[Saved entries]
◆ ◆ ◆

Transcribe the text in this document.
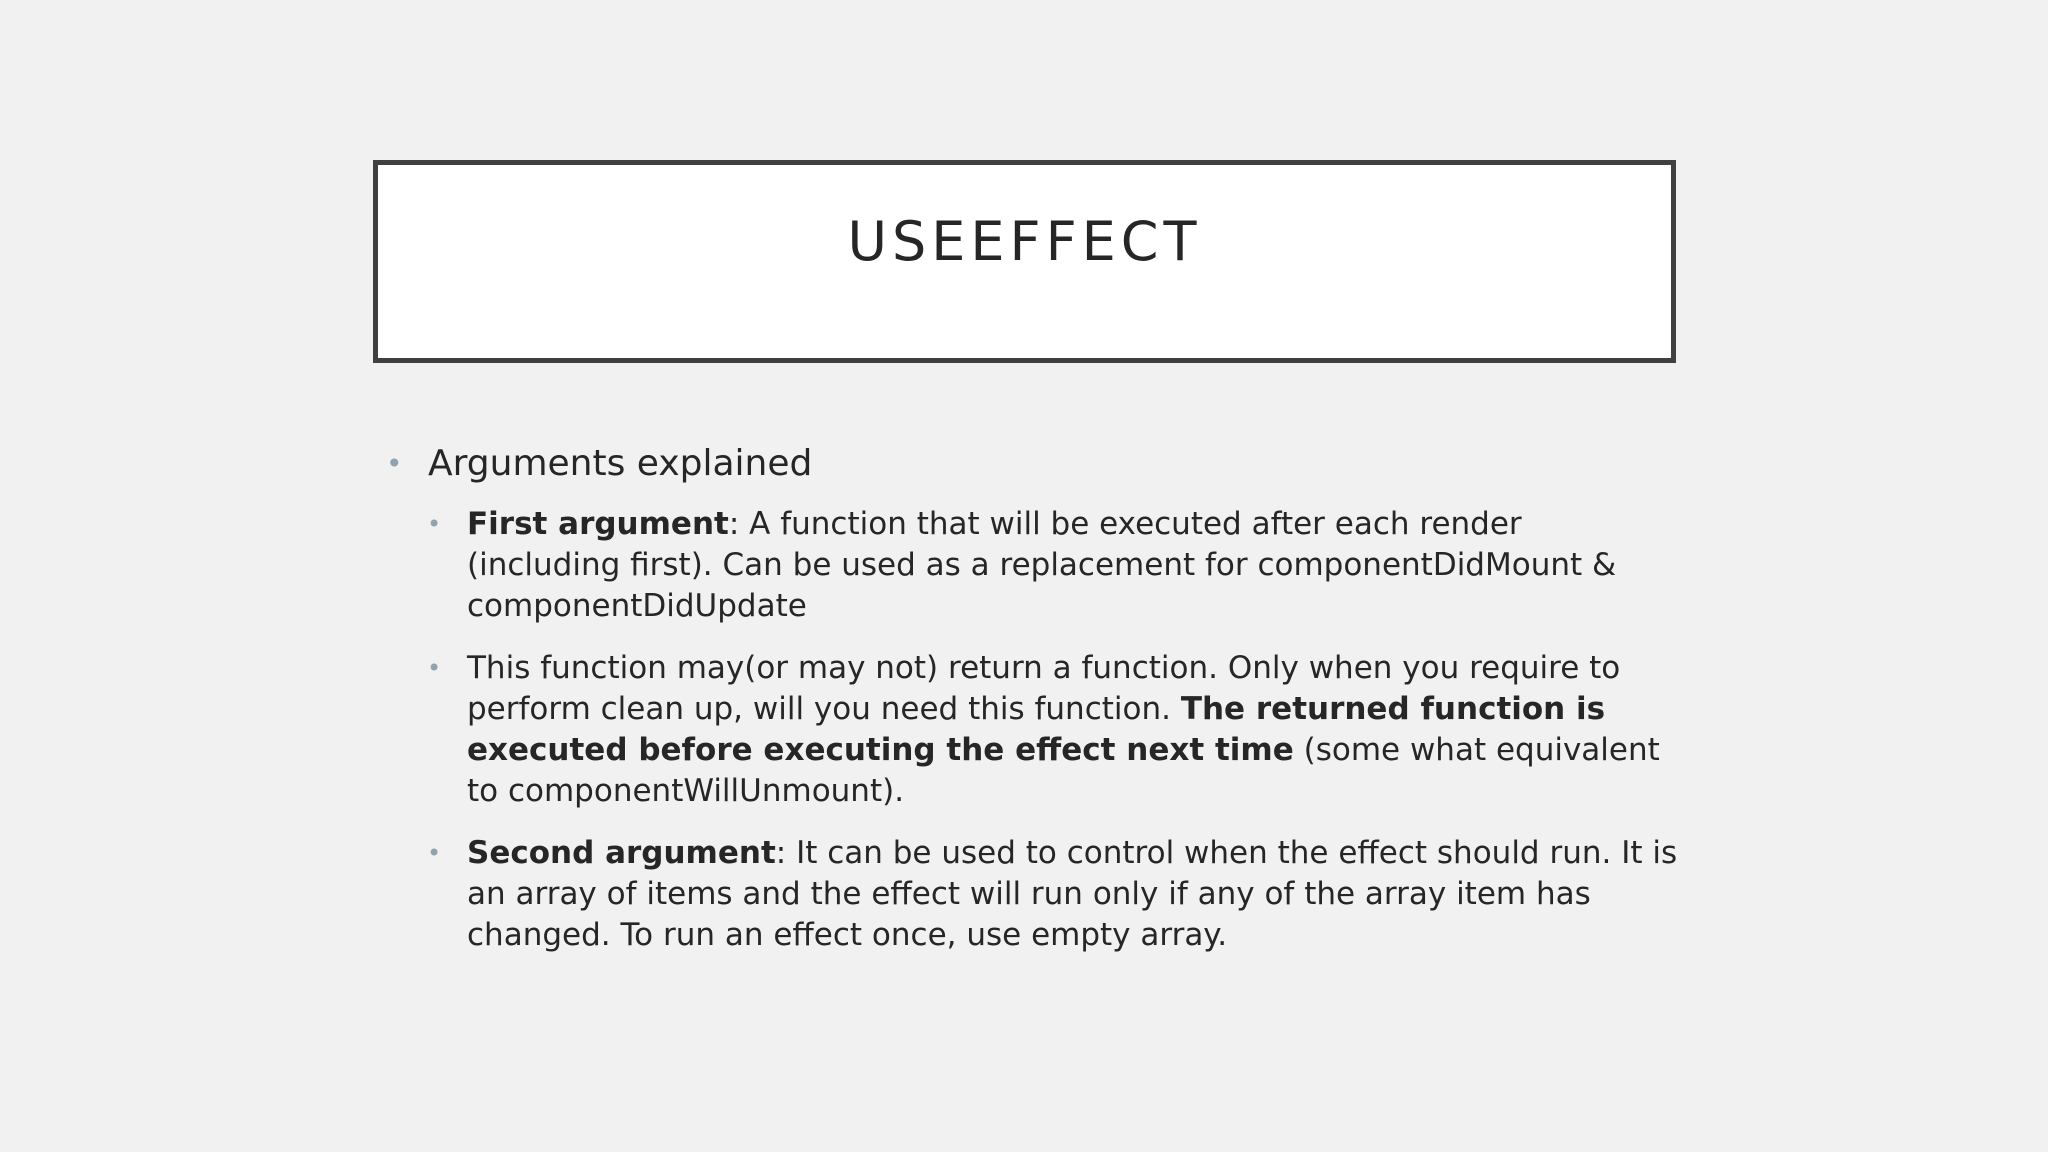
USEEFFECT
• Arguments explained
• First argument: A function that will be executed after each render (including first). Can be used as a replacement for componentDidMount & componentDidUpdate
• This function may(or may not) return a function. Only when you require to perform clean up, will you need this function. The returned function is executed before executing the effect next time (some what equivalent to componentWillUnmount).
• Second argument: It can be used to control when the effect should run. It is an array of items and the effect will run only if any of the array item has changed. To run an effect once, use empty array.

◆ ◆ ◆

== What you have to do ==
In the entries above, some lines may contain the string "used"; report how many, without additional comment.

== Correct answer ==
2